[Data records]
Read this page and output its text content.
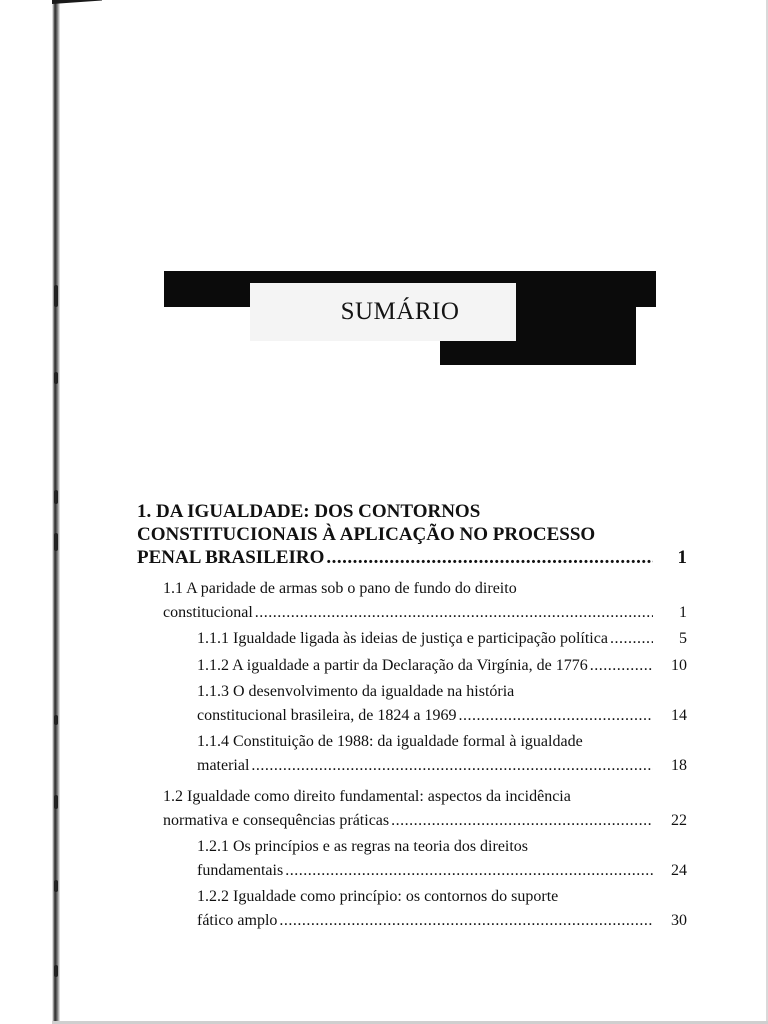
SUMÁRIO
1. DA IGUALDADE: DOS CONTORNOS
CONSTITUCIONAIS À APLICAÇÃO NO PROCESSO
PENAL BRASILEIRO .....	1
1.1 A paridade de armas sob o pano de fundo do direito
constitucional .....	1
1.1.1 Igualdade ligada às ideias de justiça e participação política .....	5
1.1.2 A igualdade a partir da Declaração da Virgínia, de 1776 .....	10
1.1.3 O desenvolvimento da igualdade na história
constitucional brasileira, de 1824 a 1969 .....	14
1.1.4 Constituição de 1988: da igualdade formal à igualdade
material .....	18
1.2 Igualdade como direito fundamental: aspectos da incidência
normativa e consequências práticas .....	22
1.2.1 Os princípios e as regras na teoria dos direitos
fundamentais .....	24
1.2.2 Igualdade como princípio: os contornos do suporte
fático amplo .....	30
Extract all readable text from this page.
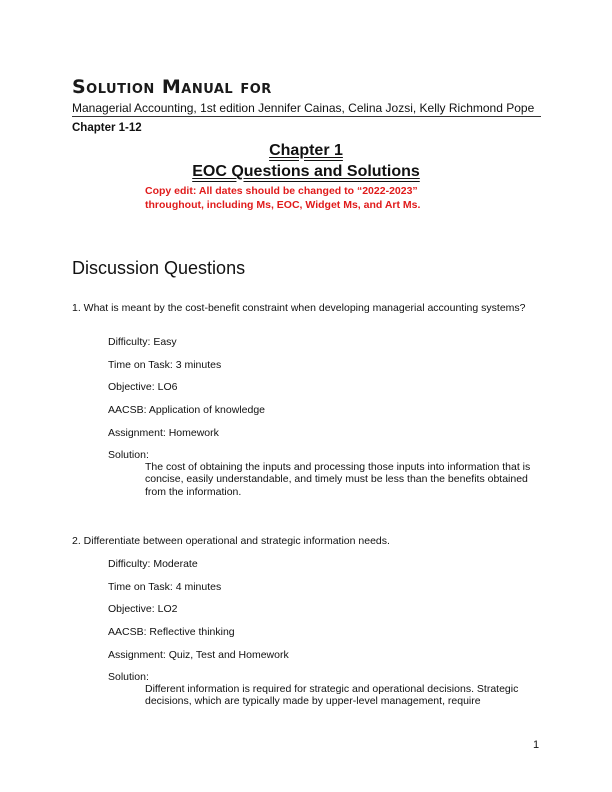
Solution Manual for
Managerial Accounting, 1st edition Jennifer Cainas, Celina Jozsi, Kelly Richmond Pope
Chapter 1-12
Chapter 1
EOC Questions and Solutions
Copy edit: All dates should be changed to “2022-2023”
throughout, including Ms, EOC, Widget Ms, and Art Ms.
Discussion Questions
1. What is meant by the cost-benefit constraint when developing managerial accounting systems?
Difficulty: Easy
Time on Task: 3 minutes
Objective: LO6
AACSB: Application of knowledge
Assignment: Homework
Solution:
The cost of obtaining the inputs and processing those inputs into information that is concise, easily understandable, and timely must be less than the benefits obtained from the information.
2. Differentiate between operational and strategic information needs.
Difficulty: Moderate
Time on Task: 4 minutes
Objective: LO2
AACSB: Reflective thinking
Assignment: Quiz, Test and Homework
Solution:
Different information is required for strategic and operational decisions. Strategic decisions, which are typically made by upper-level management, require
1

• _TASK DESCRIPTION_
Output nothing but the lines from the line with "Extract all readable text from this page." through the last line of the material above, please, word for word and without the pictures.

• _SOLUTION_
Extract all readable text from this page.
Solution Manual for
Managerial Accounting, 1st edition Jennifer Cainas, Celina Jozsi, Kelly Richmond Pope
Chapter 1-12
Chapter 1
EOC Questions and Solutions
Copy edit: All dates should be changed to “2022-2023”
throughout, including Ms, EOC, Widget Ms, and Art Ms.
Discussion Questions
1. What is meant by the cost-benefit constraint when developing managerial accounting systems?
Difficulty: Easy
Time on Task: 3 minutes
Objective: LO6
AACSB: Application of knowledge
Assignment: Homework
Solution:
The cost of obtaining the inputs and processing those inputs into information that is concise, easily understandable, and timely must be less than the benefits obtained from the information.
2. Differentiate between operational and strategic information needs.
Difficulty: Moderate
Time on Task: 4 minutes
Objective: LO2
AACSB: Reflective thinking
Assignment: Quiz, Test and Homework
Solution:
Different information is required for strategic and operational decisions. Strategic decisions, which are typically made by upper-level management, require
1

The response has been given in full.